*Given request*.
Select all lines in the records that include "title".

(Dataset listings of figures)
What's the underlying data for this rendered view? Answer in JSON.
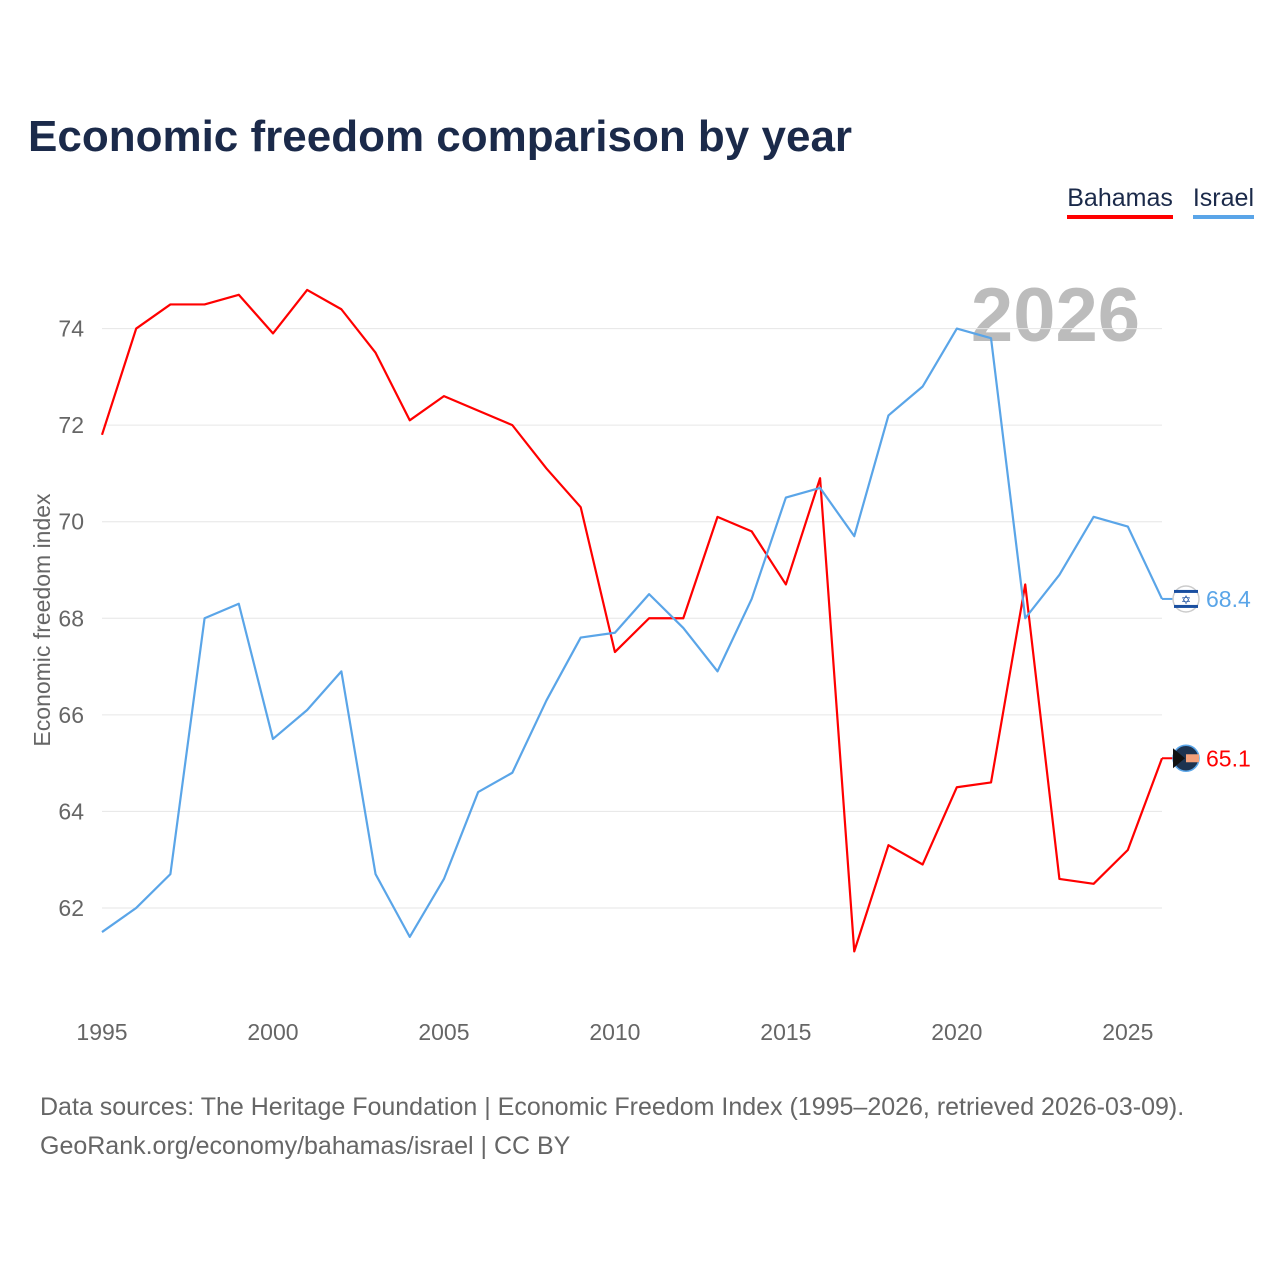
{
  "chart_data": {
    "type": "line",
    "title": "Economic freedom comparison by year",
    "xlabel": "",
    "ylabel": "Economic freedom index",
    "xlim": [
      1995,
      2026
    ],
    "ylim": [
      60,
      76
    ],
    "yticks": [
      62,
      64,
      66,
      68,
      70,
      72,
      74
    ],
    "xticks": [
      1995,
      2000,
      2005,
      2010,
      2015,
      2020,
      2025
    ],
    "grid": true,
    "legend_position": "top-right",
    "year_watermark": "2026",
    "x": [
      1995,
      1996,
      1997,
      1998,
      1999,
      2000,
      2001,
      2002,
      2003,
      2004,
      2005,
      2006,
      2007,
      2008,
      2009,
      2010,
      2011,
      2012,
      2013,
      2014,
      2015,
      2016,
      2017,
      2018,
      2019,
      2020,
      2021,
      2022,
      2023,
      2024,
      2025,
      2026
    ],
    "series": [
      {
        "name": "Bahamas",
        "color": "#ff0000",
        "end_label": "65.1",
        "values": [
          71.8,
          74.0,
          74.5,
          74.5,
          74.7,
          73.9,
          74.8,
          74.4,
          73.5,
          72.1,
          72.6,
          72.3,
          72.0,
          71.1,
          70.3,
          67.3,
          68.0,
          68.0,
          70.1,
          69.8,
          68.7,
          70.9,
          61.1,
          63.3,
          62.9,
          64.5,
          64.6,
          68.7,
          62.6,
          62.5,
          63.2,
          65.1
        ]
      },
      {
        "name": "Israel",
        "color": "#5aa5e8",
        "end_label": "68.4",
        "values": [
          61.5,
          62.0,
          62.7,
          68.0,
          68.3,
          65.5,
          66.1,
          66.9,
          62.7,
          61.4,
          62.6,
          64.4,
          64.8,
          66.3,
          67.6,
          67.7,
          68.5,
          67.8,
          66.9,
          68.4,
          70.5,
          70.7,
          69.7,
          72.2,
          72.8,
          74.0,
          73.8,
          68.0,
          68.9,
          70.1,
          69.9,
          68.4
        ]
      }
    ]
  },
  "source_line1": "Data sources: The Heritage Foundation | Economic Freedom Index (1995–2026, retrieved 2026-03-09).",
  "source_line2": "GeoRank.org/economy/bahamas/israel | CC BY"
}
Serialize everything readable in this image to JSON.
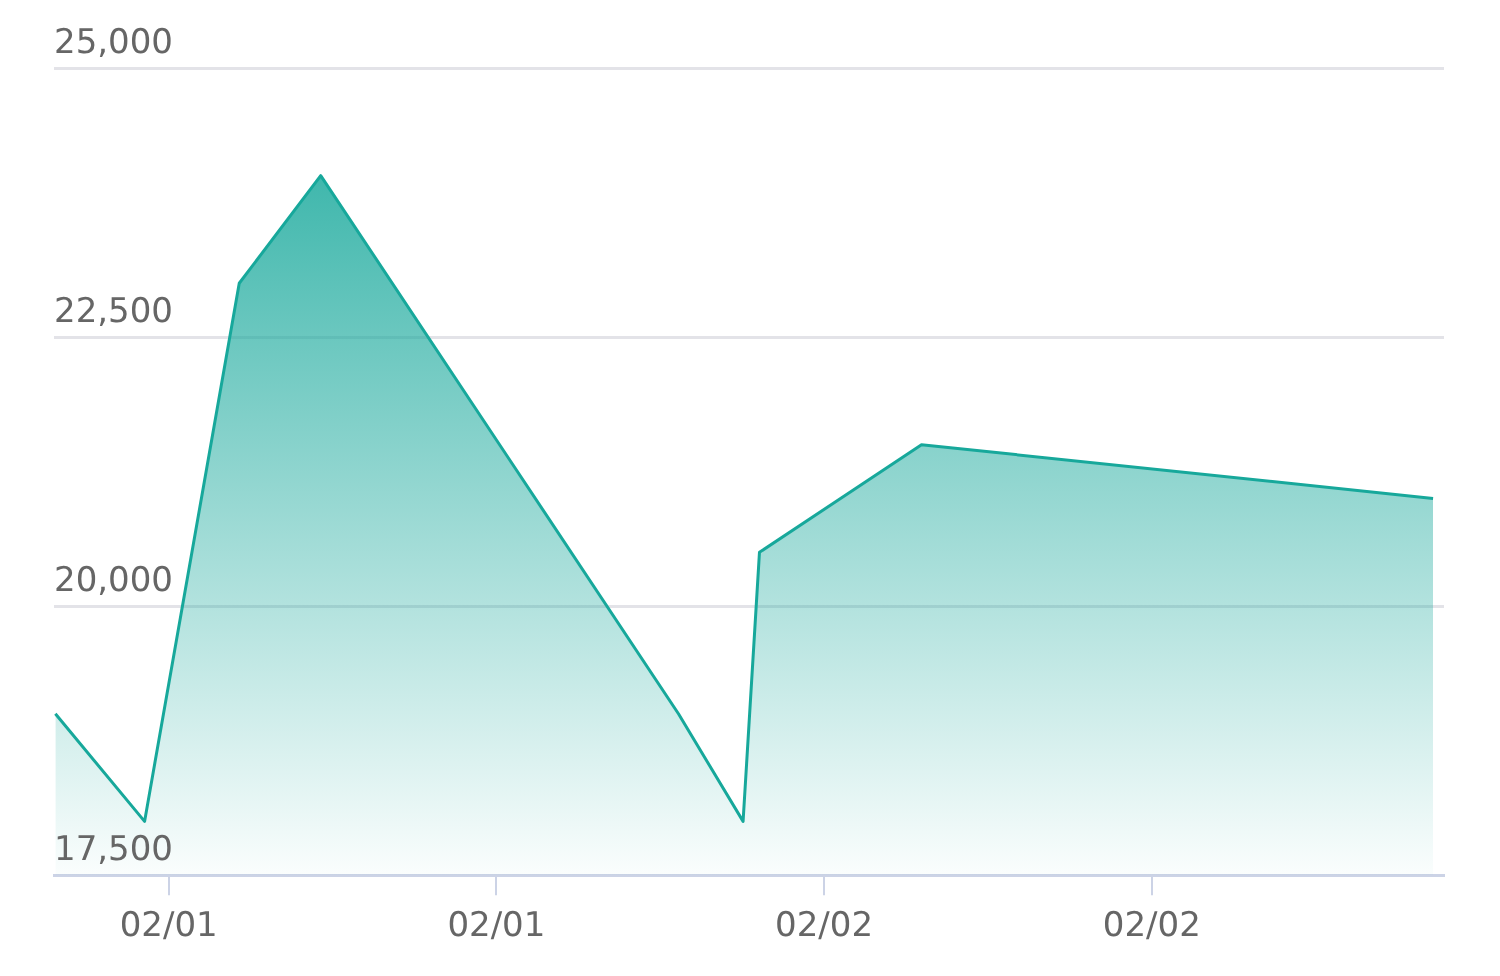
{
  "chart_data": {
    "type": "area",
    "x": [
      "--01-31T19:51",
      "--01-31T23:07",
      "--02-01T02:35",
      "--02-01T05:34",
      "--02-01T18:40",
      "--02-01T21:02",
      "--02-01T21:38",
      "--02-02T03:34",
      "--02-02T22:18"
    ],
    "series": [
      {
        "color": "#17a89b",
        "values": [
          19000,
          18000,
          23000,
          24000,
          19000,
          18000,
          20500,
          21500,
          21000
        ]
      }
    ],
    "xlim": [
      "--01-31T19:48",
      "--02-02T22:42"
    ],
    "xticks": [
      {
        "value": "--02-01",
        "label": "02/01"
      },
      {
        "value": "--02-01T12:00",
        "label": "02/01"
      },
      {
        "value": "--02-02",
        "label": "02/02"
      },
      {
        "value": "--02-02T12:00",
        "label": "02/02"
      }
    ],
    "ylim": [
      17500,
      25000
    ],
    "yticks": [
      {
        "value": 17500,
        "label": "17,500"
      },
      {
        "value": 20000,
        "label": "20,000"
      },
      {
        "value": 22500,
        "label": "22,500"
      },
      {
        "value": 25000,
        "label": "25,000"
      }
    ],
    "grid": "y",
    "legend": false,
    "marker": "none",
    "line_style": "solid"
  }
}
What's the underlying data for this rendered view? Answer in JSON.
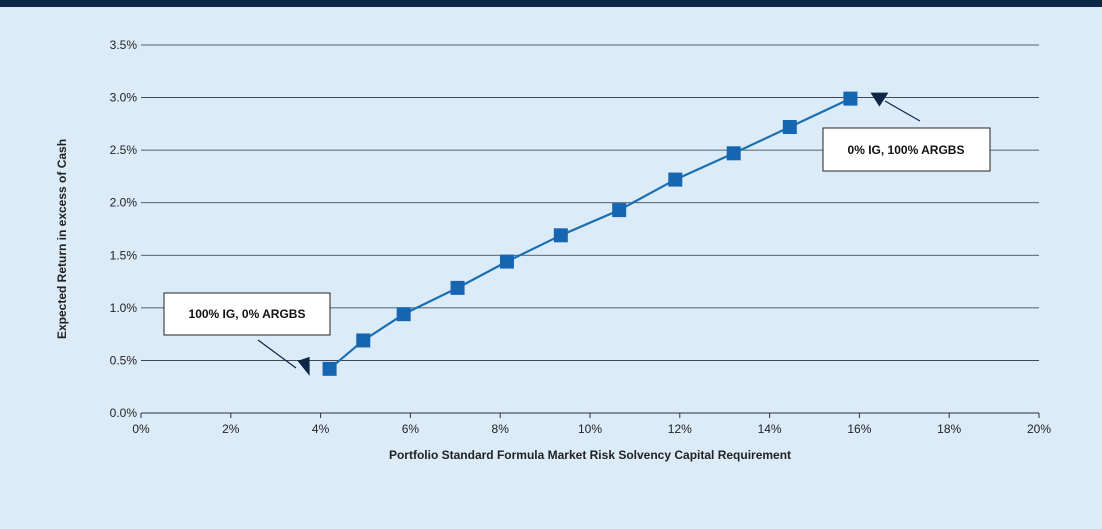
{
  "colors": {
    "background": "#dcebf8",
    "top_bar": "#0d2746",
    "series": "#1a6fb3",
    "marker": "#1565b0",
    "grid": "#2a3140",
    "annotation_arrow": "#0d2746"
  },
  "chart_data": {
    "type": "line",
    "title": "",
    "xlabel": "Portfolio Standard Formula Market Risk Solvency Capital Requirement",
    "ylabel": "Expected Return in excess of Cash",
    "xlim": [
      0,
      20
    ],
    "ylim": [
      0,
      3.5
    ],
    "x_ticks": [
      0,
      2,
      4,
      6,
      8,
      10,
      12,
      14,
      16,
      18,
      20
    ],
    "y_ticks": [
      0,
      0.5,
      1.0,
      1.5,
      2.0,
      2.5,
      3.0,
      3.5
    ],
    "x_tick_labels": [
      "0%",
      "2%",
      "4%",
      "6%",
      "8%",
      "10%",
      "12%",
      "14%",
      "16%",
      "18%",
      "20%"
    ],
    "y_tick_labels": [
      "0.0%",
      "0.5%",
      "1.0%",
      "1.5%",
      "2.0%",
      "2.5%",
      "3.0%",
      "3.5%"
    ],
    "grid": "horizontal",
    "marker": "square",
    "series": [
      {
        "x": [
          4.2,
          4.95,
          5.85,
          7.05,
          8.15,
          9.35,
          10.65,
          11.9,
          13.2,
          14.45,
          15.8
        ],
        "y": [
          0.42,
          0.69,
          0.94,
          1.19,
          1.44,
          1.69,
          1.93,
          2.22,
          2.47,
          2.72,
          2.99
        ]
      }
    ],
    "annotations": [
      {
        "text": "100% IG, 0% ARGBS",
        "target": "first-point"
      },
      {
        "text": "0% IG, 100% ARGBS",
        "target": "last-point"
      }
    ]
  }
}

*Reply to the exercise*.
    "title": "Economic freedom comparison by year",
    "title": "",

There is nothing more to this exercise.